(Saved entries)
++++++++++++++++++++
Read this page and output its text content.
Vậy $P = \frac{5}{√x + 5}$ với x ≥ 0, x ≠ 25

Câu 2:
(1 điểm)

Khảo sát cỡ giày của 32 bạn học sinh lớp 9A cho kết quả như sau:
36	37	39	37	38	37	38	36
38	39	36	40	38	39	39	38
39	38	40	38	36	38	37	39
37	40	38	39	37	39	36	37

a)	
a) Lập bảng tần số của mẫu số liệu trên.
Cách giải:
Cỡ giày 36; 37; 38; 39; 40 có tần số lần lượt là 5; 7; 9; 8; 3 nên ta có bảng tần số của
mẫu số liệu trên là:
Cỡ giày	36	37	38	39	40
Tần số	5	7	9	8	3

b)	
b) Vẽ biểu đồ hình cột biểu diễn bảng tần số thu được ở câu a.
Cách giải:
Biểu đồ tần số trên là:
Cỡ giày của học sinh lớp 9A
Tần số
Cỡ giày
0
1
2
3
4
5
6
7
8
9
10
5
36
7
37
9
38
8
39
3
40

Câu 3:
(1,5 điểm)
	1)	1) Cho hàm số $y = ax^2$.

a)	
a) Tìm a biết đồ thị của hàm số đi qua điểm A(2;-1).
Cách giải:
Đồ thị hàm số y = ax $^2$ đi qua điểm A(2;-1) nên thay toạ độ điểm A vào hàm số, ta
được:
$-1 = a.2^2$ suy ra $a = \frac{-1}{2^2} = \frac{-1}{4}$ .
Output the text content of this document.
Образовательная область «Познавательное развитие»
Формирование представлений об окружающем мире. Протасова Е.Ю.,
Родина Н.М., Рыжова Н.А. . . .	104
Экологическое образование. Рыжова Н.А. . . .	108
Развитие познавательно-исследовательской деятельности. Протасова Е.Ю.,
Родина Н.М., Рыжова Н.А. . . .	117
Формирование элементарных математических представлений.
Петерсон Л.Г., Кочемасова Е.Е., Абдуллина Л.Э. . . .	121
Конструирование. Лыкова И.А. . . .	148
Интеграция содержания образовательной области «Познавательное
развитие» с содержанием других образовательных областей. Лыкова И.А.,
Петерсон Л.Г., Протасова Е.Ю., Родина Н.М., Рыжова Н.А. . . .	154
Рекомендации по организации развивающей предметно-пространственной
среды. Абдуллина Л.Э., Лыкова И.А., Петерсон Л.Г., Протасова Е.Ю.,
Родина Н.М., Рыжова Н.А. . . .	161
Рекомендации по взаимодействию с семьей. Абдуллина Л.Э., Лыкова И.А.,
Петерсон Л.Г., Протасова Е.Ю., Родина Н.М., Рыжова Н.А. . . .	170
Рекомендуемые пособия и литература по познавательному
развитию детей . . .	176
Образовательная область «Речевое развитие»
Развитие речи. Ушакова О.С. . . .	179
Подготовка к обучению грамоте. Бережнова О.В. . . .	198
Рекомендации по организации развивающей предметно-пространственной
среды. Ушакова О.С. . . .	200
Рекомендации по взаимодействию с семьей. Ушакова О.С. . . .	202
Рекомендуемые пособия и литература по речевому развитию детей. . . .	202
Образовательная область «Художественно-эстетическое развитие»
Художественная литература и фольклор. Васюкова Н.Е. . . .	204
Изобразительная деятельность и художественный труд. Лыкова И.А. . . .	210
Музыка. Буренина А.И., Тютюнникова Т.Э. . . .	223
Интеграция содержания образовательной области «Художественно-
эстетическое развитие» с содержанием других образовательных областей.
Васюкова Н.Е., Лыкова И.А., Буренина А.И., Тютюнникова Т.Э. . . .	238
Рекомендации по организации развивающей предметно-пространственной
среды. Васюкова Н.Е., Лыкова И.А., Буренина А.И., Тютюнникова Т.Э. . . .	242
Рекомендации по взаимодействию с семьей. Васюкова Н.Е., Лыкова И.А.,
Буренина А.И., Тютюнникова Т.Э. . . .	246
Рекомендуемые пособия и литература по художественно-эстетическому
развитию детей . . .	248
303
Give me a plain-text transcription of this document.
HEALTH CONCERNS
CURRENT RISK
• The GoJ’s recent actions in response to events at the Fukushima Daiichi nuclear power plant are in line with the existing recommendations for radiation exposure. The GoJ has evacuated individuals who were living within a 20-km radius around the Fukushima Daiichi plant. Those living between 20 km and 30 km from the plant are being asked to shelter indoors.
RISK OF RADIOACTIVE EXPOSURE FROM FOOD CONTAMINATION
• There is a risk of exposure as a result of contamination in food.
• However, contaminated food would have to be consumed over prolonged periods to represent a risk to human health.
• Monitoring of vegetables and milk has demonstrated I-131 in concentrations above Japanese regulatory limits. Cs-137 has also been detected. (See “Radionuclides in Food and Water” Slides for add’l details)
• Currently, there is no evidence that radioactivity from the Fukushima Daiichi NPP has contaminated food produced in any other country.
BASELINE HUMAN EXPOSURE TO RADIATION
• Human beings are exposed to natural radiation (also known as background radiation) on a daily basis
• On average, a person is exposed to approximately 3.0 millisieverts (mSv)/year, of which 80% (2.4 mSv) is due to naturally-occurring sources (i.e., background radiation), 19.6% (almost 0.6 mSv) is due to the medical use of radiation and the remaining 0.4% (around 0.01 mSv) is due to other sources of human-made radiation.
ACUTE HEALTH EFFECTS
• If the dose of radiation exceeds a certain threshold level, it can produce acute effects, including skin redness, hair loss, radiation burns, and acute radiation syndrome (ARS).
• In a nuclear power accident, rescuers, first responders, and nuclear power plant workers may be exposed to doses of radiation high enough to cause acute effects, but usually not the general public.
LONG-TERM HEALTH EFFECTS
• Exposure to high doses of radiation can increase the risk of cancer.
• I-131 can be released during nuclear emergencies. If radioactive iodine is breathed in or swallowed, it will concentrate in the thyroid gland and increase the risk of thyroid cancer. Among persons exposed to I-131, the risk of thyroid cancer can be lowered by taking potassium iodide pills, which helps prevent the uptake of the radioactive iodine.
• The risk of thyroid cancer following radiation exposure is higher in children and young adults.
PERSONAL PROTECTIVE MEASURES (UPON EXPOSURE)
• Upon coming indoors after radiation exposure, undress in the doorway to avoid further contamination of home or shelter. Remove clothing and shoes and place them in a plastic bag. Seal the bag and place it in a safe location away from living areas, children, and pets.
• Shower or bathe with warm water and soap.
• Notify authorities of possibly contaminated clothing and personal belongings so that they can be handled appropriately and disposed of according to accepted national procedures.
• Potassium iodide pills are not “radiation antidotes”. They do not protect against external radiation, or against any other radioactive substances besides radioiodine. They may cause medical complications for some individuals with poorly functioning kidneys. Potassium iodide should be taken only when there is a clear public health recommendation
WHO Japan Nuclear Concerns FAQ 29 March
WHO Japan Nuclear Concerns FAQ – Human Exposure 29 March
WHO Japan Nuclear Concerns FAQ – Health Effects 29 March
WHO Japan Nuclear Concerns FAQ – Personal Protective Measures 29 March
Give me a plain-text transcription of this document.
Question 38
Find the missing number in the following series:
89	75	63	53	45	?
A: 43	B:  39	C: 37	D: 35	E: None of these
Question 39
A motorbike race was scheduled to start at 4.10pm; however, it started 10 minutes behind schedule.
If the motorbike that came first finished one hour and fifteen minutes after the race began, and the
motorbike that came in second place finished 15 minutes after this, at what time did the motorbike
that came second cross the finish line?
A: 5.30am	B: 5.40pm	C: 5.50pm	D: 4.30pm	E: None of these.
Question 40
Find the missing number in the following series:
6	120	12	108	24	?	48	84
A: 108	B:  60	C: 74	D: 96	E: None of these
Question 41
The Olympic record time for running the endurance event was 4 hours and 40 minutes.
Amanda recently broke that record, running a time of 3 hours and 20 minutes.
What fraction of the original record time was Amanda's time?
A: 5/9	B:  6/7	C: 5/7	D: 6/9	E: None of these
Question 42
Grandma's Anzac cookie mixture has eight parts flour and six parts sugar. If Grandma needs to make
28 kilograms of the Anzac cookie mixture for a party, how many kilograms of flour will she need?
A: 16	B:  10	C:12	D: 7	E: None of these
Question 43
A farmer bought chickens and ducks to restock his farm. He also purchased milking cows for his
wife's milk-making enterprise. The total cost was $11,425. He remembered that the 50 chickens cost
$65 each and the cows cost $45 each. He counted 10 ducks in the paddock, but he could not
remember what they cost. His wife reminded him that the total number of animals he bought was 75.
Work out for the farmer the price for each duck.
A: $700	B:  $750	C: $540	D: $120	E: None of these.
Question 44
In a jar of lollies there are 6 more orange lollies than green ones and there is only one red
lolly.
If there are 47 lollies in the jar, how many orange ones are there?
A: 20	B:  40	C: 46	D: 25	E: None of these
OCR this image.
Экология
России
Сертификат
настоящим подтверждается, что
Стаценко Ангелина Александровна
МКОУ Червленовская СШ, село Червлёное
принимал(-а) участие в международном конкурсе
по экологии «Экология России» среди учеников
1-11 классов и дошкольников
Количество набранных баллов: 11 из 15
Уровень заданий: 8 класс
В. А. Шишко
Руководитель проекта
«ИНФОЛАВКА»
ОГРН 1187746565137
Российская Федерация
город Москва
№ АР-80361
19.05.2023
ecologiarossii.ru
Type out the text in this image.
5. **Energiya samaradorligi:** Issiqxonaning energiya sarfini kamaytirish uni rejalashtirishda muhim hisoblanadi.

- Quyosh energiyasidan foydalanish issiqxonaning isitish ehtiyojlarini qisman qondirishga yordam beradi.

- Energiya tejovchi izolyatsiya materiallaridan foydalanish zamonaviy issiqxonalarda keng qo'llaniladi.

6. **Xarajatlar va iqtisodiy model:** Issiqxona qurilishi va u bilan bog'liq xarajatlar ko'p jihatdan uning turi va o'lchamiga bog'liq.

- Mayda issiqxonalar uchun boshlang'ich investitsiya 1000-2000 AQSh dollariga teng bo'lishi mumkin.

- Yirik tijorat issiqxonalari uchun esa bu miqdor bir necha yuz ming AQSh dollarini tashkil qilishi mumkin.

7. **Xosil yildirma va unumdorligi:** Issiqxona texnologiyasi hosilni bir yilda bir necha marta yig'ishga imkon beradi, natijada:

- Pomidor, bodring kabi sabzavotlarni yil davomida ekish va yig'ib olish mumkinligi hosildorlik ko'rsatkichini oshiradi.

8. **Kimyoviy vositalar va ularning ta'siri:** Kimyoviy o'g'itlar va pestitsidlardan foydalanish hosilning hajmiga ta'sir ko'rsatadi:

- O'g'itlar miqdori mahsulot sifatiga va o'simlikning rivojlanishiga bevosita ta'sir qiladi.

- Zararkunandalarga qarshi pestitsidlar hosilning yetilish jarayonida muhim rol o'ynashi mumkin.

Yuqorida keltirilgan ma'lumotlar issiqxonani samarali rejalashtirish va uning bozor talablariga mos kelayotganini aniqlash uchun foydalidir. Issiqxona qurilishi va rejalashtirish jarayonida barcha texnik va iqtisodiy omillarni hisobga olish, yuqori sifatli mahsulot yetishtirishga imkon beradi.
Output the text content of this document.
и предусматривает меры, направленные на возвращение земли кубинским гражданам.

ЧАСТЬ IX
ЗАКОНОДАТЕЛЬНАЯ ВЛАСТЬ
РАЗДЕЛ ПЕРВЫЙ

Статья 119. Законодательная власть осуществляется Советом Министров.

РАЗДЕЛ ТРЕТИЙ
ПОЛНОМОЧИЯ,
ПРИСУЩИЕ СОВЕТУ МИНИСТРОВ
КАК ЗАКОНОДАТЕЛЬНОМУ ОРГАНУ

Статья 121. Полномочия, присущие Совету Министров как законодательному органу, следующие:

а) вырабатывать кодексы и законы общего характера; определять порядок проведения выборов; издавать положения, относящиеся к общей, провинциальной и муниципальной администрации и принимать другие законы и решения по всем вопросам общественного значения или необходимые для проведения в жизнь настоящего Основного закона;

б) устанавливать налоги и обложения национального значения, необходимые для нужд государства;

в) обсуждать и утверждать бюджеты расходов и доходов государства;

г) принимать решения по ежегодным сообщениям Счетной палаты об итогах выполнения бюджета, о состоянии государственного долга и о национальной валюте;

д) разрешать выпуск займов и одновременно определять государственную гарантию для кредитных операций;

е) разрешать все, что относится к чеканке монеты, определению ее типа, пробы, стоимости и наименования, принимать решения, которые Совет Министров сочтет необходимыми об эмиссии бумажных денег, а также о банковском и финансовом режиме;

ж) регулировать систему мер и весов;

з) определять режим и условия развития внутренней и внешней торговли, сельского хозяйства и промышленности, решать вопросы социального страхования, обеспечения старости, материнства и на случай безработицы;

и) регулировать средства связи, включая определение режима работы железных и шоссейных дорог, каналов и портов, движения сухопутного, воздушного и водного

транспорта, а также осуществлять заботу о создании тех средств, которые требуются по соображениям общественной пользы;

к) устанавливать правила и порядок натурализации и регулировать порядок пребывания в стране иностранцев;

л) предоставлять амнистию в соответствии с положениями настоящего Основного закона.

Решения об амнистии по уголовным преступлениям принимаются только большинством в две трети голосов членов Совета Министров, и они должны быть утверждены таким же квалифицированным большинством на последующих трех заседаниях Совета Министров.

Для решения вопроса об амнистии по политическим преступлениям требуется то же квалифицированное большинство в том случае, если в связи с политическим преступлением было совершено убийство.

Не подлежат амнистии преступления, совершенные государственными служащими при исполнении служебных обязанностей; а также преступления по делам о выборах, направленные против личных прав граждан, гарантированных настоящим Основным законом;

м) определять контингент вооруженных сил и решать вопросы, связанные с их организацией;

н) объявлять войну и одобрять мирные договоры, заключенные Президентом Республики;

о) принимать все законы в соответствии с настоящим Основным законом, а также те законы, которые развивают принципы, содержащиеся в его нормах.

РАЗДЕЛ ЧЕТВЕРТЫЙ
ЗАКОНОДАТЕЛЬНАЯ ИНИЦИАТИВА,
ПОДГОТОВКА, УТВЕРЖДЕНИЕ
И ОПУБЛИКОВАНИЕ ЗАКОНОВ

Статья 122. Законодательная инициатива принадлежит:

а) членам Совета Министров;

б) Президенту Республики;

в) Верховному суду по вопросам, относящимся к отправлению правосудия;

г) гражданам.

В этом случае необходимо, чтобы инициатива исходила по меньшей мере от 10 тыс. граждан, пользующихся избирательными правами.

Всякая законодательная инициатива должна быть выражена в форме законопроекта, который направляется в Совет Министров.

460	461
++++++++++++++++++++
List each line of the entries that holds the string "clothing".

• Upon coming indoors after radiation exposure, undress in the doorway to avoid further contamination of home or shelter. Remove clothing and shoes and place them in a plastic bag. Seal the bag and place it in a safe location away from living areas, children, and pets.
• Notify authorities of possibly contaminated clothing and personal belongings so that they can be handled appropriately and disposed of according to accepted national procedures.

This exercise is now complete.